## start Data shown

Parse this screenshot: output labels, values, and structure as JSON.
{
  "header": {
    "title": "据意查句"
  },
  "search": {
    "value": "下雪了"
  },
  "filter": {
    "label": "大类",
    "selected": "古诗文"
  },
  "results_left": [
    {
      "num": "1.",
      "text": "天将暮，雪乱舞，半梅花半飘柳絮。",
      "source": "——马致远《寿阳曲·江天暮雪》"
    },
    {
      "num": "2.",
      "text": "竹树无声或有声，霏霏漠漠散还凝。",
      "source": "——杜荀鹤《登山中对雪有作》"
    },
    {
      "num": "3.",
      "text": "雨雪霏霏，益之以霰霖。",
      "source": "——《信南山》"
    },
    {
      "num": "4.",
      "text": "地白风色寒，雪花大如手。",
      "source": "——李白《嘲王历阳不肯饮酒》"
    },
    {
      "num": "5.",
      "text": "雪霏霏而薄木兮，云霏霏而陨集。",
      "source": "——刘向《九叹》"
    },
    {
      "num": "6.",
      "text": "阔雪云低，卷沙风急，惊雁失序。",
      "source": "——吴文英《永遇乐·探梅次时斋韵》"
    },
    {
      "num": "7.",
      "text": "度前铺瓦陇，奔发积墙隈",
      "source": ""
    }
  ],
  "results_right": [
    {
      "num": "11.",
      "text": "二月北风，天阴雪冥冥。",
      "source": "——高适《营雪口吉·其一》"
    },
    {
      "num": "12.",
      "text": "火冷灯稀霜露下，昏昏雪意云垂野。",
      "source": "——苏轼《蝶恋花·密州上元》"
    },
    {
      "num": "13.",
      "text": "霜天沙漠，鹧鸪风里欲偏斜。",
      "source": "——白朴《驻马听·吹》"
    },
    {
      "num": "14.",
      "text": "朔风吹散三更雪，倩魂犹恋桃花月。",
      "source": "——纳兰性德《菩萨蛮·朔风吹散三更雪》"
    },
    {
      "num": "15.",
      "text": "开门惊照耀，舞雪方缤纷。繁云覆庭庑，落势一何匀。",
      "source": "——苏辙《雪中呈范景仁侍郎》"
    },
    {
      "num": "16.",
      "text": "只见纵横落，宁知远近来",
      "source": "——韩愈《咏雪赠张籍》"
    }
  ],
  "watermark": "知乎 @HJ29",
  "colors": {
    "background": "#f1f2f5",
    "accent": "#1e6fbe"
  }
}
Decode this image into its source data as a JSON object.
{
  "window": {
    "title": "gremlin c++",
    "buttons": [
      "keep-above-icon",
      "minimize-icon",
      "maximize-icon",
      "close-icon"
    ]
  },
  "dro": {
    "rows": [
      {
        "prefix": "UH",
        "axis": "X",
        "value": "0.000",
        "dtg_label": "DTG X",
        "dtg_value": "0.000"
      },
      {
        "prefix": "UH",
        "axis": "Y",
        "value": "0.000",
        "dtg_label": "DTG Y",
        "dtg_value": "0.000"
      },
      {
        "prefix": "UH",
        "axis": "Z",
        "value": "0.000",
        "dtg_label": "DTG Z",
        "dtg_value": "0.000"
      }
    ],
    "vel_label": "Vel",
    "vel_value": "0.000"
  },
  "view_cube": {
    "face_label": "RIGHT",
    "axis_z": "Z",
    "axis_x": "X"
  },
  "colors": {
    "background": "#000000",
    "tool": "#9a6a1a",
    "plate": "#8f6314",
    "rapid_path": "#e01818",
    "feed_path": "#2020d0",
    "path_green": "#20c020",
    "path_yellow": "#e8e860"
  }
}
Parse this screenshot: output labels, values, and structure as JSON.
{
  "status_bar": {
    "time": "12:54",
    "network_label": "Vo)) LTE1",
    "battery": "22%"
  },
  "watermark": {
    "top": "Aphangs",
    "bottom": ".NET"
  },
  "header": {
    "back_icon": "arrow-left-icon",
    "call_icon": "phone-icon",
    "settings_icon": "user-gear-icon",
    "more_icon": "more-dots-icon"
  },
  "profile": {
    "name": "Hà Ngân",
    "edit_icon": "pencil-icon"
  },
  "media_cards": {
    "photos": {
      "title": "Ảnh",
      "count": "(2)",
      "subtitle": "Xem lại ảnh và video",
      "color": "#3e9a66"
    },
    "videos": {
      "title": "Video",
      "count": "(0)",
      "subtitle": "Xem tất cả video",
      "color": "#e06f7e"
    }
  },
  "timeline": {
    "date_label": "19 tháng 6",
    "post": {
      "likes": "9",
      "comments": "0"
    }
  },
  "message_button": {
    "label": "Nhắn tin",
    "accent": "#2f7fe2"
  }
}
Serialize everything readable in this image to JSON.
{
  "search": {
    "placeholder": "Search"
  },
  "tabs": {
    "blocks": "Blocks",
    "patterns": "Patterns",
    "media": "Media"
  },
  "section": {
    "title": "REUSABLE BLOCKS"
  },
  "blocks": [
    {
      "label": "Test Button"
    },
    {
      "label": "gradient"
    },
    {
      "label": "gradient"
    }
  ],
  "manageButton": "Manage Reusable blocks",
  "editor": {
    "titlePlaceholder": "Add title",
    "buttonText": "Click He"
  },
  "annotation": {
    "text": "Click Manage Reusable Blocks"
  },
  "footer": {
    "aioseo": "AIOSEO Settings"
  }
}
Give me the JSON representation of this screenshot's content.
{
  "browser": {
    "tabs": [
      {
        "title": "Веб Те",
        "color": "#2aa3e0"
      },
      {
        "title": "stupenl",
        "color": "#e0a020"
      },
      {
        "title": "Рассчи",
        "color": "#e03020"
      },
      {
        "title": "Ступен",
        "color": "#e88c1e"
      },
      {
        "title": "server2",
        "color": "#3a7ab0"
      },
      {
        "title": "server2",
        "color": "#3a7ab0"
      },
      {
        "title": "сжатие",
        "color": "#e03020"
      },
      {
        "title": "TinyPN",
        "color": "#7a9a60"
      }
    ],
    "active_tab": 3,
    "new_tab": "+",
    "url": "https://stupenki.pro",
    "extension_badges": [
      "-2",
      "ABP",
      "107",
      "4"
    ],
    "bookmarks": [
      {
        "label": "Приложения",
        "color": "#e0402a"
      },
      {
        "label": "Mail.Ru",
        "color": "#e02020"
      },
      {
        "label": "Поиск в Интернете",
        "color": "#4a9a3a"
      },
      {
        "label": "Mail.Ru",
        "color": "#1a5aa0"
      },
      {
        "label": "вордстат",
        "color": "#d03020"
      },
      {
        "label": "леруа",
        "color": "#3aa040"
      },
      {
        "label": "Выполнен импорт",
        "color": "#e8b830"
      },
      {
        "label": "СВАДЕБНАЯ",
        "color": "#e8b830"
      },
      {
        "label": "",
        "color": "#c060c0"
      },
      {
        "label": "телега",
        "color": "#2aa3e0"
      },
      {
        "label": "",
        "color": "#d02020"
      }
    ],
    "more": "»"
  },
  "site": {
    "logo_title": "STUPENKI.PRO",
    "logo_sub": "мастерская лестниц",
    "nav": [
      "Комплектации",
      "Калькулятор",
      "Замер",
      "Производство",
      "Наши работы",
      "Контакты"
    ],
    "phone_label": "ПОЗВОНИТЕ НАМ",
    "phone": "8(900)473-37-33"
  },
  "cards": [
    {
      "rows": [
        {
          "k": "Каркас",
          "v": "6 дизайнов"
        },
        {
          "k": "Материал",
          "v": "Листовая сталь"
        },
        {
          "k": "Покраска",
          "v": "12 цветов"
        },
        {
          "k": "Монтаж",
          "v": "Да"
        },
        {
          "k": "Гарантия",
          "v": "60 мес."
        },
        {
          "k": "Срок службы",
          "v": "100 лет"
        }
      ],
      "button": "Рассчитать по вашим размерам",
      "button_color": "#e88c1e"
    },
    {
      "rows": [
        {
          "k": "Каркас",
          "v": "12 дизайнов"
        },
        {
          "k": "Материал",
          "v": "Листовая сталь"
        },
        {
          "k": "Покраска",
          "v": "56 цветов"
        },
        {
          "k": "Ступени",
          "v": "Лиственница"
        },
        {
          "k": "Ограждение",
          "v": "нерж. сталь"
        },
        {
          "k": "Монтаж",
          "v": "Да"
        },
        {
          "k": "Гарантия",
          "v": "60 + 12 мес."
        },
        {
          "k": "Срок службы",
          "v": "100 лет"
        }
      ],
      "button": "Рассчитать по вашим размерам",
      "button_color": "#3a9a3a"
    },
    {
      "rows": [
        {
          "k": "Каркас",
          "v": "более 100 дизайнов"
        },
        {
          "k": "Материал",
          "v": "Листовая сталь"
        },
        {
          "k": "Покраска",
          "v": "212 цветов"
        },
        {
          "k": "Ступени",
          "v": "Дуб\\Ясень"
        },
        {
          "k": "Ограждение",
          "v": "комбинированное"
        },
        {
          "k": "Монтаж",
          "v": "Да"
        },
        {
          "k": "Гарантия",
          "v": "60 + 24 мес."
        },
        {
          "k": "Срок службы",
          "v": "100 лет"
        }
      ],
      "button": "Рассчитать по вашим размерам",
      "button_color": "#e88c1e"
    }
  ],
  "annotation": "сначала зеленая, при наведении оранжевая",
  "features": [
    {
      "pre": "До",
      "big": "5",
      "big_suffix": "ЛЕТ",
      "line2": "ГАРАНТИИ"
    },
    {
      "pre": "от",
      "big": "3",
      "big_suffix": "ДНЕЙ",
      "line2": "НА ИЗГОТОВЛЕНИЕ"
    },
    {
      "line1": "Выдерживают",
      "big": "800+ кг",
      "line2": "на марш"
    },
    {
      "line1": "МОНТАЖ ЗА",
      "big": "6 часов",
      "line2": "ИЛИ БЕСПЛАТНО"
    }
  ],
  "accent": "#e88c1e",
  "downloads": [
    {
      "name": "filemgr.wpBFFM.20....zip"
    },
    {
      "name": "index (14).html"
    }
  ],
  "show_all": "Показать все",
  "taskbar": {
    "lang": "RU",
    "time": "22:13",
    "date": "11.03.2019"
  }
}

## end Data shown

Check each line above for the word "accent" and copy the ones that have it.

▶ Written answer
    "accent": "#1e6fbe"
    "accent": "#2f7fe2"
  "accent": "#e88c1e",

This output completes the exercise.